**PROBLEM TO WORK ON:** Report every line from the material that contains the word "Thiru".

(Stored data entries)
——————————

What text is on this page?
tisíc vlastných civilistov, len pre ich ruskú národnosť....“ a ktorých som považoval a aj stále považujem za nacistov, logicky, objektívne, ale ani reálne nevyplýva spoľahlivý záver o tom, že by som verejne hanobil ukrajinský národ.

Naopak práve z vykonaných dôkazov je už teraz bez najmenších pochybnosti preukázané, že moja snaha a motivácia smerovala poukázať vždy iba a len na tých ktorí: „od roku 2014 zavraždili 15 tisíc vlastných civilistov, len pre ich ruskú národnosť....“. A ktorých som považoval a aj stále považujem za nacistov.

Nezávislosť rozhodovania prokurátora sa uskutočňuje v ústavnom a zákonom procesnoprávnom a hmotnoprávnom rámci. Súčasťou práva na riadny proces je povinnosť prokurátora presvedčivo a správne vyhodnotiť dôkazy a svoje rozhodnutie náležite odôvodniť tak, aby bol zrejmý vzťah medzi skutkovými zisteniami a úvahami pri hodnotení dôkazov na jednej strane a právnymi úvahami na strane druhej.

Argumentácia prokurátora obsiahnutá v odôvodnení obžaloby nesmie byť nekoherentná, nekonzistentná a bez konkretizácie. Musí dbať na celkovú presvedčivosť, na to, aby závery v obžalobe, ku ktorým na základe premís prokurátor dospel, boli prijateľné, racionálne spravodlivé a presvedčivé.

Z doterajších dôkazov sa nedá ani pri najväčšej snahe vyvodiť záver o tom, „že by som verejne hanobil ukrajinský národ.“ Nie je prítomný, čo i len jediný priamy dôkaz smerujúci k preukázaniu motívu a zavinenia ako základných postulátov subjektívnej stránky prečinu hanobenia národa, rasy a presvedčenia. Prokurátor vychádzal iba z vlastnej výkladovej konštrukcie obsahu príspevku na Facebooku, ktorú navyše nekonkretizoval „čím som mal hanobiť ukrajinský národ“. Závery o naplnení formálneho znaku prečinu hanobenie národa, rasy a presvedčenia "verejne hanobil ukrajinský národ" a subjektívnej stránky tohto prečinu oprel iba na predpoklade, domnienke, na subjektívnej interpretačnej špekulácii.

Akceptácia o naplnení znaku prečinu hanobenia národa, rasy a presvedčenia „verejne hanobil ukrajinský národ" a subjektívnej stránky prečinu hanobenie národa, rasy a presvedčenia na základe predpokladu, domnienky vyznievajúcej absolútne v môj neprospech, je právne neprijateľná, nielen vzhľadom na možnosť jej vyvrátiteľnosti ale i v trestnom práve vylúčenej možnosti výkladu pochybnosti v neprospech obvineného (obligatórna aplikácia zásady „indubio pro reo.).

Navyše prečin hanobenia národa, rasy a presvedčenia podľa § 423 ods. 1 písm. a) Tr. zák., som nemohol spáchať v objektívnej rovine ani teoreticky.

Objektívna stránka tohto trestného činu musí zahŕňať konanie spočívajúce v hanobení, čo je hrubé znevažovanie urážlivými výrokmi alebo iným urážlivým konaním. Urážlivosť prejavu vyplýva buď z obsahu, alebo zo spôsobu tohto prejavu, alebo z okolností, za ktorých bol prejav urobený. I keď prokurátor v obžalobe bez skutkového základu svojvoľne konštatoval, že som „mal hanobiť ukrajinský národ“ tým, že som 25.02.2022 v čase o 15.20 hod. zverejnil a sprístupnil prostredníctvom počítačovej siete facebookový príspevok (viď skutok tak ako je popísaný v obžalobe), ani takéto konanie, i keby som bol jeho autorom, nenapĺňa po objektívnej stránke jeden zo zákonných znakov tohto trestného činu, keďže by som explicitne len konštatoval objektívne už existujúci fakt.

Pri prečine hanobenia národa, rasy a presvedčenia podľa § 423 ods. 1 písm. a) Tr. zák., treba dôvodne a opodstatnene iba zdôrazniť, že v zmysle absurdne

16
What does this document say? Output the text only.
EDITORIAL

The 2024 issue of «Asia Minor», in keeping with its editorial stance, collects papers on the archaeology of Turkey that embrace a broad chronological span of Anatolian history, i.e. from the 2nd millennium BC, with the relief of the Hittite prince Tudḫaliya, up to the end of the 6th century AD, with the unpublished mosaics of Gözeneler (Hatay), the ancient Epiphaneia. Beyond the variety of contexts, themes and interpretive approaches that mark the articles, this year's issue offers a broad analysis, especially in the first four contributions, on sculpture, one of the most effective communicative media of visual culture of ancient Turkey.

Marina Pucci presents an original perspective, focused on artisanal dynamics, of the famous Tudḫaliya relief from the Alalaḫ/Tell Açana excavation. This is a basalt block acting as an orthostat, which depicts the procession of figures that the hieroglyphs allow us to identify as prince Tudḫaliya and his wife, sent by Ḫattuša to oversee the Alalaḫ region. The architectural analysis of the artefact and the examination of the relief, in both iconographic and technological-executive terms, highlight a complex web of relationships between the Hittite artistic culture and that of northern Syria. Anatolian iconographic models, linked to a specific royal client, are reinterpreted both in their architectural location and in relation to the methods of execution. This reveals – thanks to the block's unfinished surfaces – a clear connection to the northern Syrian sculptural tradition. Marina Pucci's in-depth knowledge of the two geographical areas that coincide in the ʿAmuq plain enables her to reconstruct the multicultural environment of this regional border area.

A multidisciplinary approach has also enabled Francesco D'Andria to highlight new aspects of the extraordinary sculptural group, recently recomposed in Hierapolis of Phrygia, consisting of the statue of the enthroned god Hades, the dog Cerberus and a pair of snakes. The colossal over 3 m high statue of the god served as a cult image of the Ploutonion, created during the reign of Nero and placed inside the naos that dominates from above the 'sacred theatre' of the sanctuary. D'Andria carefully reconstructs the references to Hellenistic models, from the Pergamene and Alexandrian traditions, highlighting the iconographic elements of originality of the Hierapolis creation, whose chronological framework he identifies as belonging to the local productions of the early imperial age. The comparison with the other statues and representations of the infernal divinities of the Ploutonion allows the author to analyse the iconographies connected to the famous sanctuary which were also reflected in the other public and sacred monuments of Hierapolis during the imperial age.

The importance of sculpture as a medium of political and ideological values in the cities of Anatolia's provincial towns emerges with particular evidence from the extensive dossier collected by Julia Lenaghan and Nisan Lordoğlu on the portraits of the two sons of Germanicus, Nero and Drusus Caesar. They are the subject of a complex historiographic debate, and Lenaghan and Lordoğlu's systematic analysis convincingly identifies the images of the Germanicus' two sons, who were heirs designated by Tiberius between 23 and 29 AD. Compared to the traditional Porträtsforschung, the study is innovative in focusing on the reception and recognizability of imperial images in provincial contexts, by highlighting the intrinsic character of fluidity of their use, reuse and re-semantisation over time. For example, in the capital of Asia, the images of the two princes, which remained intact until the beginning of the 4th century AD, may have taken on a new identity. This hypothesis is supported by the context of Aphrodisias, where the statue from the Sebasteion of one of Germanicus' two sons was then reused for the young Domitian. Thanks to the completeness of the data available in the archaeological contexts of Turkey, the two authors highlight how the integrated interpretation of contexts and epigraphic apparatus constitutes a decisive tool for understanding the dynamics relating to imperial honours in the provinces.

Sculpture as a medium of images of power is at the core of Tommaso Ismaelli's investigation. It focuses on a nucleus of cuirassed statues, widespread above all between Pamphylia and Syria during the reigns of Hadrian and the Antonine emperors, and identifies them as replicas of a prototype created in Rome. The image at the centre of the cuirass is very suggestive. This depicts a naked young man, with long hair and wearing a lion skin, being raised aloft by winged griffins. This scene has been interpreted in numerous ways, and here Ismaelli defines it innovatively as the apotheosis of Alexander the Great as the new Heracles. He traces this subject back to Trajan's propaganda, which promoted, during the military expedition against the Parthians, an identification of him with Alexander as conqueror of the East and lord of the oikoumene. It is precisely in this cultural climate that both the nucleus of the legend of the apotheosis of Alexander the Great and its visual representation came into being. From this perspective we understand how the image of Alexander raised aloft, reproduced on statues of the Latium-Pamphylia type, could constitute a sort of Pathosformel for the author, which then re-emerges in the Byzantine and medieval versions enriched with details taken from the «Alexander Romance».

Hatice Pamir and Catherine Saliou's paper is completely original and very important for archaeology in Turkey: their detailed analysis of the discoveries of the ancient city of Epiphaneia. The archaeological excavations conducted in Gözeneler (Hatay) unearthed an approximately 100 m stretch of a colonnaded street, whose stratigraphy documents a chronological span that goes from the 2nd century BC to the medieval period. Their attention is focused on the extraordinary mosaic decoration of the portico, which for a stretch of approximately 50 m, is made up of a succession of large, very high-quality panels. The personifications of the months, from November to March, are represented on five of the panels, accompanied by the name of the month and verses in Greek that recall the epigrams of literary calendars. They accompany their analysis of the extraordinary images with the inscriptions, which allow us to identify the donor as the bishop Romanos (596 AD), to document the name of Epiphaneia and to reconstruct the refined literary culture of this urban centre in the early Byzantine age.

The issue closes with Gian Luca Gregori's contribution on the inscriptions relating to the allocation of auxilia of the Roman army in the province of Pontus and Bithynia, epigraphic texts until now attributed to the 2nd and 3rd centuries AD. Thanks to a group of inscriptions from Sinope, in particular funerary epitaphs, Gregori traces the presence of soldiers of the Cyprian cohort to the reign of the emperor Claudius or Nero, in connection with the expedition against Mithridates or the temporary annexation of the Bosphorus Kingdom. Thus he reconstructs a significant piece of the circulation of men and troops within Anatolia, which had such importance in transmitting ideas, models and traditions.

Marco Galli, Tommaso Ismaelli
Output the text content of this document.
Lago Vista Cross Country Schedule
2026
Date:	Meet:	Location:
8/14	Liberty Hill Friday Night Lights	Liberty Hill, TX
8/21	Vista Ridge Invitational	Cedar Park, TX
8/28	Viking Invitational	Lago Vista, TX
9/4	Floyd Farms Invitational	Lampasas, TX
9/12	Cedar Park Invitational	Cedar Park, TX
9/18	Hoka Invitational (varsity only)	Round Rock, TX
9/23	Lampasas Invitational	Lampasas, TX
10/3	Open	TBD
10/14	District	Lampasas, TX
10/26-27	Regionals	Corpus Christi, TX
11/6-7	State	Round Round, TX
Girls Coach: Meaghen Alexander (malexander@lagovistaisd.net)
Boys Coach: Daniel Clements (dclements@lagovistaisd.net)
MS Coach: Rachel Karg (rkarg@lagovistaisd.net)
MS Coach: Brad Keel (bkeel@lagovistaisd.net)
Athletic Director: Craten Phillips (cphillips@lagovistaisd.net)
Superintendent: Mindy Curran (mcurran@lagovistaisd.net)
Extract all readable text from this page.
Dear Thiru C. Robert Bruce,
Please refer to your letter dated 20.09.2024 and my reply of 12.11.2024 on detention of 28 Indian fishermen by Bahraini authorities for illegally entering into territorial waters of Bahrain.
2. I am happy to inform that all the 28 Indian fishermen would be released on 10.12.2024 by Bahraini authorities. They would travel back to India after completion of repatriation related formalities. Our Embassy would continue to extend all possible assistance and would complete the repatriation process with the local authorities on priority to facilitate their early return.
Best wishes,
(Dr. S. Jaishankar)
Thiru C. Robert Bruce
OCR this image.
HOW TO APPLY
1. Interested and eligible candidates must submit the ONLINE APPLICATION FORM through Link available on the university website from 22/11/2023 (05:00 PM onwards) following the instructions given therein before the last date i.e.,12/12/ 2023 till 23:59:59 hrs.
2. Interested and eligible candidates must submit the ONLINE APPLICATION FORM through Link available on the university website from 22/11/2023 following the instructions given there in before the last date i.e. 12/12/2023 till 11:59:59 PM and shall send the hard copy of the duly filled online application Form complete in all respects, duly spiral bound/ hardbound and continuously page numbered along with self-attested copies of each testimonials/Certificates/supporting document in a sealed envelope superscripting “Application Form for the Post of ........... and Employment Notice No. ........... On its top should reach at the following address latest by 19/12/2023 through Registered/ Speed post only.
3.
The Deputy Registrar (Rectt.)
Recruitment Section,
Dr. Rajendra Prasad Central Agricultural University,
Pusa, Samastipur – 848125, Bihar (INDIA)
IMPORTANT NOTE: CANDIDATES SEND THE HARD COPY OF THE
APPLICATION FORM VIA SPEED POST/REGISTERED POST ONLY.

——————————

**EXERCISE RESULT:**
Dear Thiru C. Robert Bruce,
Thiru C. Robert Bruce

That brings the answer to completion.